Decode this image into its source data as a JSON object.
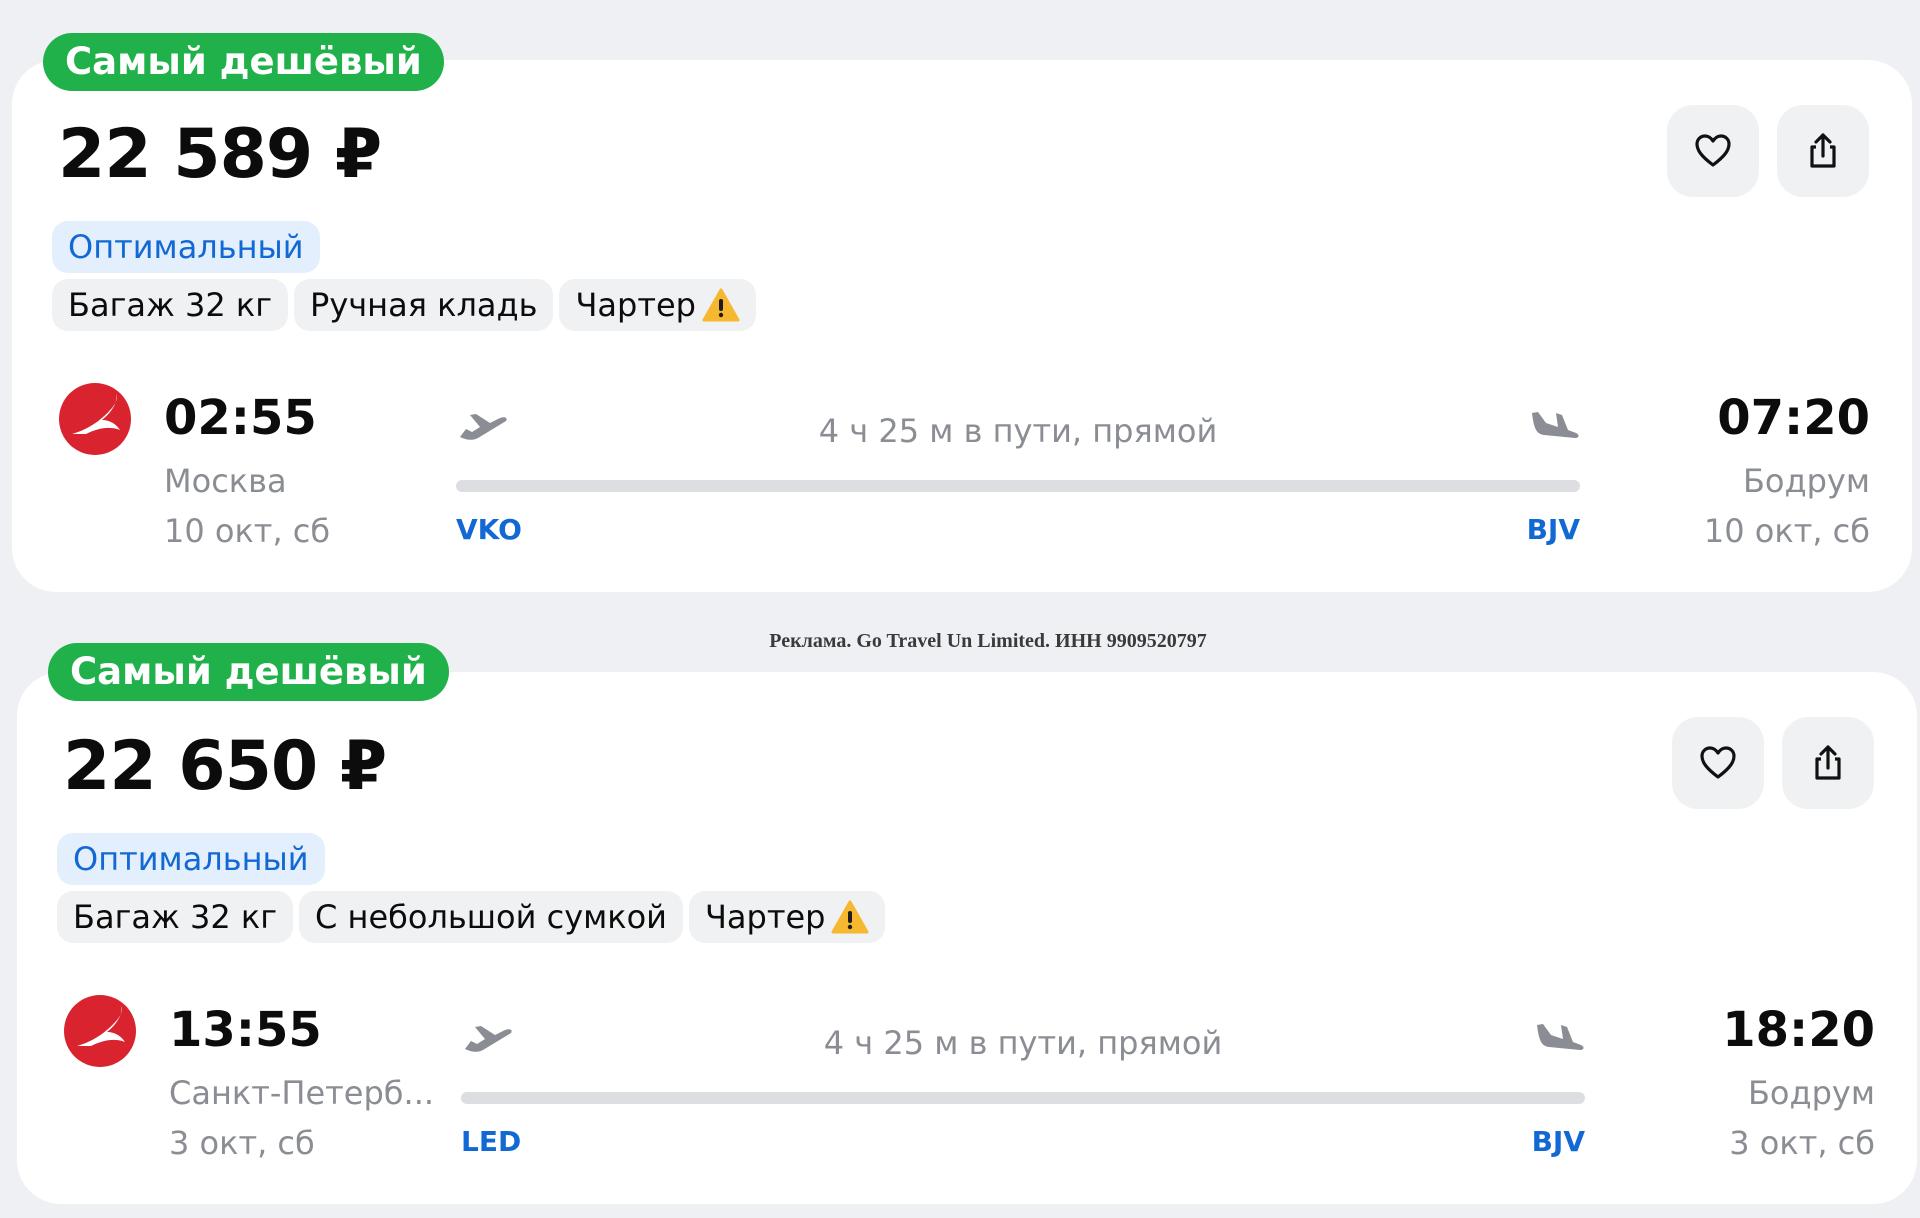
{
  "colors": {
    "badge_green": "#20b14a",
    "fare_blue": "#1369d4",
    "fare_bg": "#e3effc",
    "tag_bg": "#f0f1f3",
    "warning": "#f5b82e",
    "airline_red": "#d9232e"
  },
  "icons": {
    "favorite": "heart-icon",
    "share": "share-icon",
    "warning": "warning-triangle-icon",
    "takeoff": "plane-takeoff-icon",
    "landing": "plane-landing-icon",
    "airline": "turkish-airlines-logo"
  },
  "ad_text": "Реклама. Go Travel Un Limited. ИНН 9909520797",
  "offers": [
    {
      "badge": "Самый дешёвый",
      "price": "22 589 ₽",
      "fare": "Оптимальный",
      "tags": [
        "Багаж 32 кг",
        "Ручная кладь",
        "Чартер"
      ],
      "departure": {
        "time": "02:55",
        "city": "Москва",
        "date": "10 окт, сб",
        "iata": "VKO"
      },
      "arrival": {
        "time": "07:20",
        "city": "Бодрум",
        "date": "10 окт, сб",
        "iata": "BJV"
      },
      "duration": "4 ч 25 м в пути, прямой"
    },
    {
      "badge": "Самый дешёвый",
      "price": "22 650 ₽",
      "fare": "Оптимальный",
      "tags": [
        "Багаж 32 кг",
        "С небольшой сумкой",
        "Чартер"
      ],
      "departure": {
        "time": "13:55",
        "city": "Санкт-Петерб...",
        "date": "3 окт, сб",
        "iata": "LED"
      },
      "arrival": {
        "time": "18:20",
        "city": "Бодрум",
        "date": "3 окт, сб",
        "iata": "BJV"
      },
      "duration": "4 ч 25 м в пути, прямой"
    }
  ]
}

--

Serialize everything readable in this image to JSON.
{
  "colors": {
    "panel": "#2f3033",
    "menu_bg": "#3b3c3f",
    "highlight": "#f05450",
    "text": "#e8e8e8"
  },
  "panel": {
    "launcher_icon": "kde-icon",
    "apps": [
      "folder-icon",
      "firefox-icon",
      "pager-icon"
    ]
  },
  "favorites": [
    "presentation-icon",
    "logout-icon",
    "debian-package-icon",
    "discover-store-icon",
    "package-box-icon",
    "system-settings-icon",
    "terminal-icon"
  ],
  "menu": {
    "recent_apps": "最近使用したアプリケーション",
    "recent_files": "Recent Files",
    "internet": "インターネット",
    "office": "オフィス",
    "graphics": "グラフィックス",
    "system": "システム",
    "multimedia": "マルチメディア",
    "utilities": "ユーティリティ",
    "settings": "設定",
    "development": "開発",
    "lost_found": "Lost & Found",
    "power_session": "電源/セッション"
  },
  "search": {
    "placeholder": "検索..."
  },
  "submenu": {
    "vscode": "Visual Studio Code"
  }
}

--

REQUIRED WORK: Go through the listing above and pull out each line containing the word "JSON".

FULL ANSWER:
Decode this image into its source data as a JSON object.
Serialize everything readable in this image to JSON.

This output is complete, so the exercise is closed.